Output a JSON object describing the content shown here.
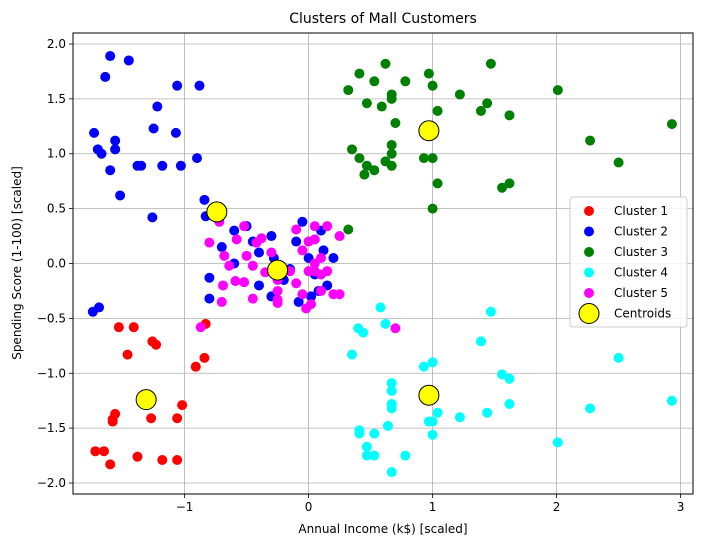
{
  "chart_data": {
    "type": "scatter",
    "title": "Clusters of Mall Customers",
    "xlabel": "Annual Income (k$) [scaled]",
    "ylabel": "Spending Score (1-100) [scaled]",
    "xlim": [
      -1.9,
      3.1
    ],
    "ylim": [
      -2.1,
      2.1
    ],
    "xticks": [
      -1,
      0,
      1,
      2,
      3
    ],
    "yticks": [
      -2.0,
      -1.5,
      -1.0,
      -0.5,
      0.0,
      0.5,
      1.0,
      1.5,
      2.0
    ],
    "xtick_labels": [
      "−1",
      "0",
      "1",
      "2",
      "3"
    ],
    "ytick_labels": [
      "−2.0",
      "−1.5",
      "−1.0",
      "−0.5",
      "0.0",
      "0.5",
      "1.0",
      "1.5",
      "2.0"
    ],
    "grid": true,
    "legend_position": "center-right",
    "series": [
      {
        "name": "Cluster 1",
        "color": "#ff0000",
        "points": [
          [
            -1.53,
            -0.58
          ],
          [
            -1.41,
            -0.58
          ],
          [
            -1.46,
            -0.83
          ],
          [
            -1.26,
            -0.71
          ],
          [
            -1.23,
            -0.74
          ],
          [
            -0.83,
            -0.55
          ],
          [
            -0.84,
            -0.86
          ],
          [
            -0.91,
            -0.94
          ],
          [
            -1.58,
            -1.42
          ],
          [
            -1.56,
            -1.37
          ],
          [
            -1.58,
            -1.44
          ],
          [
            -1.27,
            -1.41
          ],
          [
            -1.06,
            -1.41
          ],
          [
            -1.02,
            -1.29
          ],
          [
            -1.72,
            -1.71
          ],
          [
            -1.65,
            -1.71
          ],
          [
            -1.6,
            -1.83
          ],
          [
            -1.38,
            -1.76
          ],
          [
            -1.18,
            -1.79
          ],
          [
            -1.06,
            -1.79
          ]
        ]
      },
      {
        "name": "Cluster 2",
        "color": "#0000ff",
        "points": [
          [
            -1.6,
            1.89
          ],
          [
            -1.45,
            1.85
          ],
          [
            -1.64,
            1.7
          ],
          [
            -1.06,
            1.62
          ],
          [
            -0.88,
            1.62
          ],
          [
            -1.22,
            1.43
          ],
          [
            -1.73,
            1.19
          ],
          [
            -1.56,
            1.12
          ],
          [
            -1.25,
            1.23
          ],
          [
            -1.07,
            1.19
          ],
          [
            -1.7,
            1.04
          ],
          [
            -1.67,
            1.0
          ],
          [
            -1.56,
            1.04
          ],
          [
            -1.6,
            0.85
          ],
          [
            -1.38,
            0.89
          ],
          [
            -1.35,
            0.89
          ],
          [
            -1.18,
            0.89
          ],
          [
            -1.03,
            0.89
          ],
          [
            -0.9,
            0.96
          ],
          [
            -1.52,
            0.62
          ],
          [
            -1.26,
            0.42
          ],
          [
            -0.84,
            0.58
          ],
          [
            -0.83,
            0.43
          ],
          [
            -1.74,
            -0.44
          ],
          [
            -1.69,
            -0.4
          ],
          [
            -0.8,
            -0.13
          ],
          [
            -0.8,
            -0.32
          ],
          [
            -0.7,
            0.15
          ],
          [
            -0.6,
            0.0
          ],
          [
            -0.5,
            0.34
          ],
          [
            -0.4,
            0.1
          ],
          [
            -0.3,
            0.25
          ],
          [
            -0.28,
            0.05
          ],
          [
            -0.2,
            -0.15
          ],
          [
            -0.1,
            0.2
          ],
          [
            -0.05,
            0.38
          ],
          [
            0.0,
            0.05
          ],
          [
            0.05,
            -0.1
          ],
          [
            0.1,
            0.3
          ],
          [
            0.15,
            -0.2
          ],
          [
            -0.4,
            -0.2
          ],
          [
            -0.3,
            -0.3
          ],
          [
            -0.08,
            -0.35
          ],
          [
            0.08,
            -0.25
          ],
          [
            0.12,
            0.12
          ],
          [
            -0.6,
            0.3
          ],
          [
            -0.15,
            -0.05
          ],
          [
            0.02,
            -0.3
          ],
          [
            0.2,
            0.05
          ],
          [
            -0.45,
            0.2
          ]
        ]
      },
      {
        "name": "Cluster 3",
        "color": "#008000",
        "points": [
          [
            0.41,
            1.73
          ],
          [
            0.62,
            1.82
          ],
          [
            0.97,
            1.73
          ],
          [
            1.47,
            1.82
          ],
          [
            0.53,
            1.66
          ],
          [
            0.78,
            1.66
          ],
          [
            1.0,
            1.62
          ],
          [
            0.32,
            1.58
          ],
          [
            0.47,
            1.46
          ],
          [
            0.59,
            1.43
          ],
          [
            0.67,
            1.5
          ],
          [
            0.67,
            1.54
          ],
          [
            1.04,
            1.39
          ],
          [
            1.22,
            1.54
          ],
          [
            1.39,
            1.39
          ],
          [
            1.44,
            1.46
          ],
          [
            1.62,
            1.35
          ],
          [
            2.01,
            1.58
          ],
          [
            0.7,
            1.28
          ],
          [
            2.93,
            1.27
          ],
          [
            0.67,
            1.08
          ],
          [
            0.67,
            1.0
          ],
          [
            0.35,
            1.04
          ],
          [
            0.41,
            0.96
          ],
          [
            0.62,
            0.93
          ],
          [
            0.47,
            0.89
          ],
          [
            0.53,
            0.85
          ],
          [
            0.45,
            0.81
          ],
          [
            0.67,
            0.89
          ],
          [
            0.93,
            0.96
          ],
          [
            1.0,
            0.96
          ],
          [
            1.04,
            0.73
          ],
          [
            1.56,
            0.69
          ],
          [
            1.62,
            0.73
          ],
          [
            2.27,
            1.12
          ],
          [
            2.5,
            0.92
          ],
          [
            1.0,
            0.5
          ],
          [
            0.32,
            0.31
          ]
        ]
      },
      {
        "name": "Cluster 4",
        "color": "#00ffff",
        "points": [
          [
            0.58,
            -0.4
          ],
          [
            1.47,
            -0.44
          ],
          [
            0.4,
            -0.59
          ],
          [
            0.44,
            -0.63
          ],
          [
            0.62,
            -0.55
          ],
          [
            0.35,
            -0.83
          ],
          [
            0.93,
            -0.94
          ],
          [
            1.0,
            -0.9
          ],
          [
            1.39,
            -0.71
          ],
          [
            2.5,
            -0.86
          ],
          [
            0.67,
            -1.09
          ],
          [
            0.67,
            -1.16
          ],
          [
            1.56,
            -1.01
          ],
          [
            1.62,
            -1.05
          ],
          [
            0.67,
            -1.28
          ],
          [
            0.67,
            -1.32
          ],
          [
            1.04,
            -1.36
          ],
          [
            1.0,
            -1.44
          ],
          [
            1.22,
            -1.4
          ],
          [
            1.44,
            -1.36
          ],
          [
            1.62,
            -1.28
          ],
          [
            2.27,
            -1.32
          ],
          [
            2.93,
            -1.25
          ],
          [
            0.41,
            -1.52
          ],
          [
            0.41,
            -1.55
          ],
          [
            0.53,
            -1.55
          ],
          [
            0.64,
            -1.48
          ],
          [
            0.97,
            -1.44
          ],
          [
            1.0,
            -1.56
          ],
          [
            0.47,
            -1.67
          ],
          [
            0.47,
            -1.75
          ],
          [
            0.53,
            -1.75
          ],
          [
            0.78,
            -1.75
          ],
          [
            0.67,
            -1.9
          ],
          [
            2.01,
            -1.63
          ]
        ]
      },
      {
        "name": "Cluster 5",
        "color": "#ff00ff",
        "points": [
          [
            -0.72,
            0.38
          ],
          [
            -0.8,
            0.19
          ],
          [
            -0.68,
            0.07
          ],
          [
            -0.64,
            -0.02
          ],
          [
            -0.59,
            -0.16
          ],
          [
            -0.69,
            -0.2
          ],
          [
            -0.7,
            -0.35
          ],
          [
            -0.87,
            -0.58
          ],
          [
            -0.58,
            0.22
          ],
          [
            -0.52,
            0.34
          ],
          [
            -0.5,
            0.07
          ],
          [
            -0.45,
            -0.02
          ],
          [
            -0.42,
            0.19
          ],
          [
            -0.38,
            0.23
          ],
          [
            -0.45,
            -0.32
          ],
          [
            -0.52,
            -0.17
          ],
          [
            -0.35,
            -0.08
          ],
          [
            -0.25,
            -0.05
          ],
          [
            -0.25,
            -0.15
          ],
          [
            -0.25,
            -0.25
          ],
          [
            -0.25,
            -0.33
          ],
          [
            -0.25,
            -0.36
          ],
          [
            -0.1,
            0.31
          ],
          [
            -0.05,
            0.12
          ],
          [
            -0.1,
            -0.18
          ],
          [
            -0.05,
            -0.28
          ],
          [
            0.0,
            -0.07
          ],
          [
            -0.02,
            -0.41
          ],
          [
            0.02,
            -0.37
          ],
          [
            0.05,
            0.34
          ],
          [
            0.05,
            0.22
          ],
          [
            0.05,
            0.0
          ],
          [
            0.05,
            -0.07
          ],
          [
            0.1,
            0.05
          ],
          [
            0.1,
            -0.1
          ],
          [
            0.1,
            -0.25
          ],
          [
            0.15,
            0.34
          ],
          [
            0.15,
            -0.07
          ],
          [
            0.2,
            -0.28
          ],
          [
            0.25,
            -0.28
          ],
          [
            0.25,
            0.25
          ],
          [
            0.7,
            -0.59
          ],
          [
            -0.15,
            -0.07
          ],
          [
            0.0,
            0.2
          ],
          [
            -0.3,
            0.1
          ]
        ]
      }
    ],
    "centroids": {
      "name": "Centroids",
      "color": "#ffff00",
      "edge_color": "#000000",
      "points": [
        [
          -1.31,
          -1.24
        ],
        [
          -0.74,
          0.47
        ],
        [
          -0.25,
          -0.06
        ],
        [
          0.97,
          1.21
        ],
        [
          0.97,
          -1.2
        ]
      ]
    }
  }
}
____________
State how many lines of the listing above hold the word "scaled", with nothing but the number.

**Exercise result**
2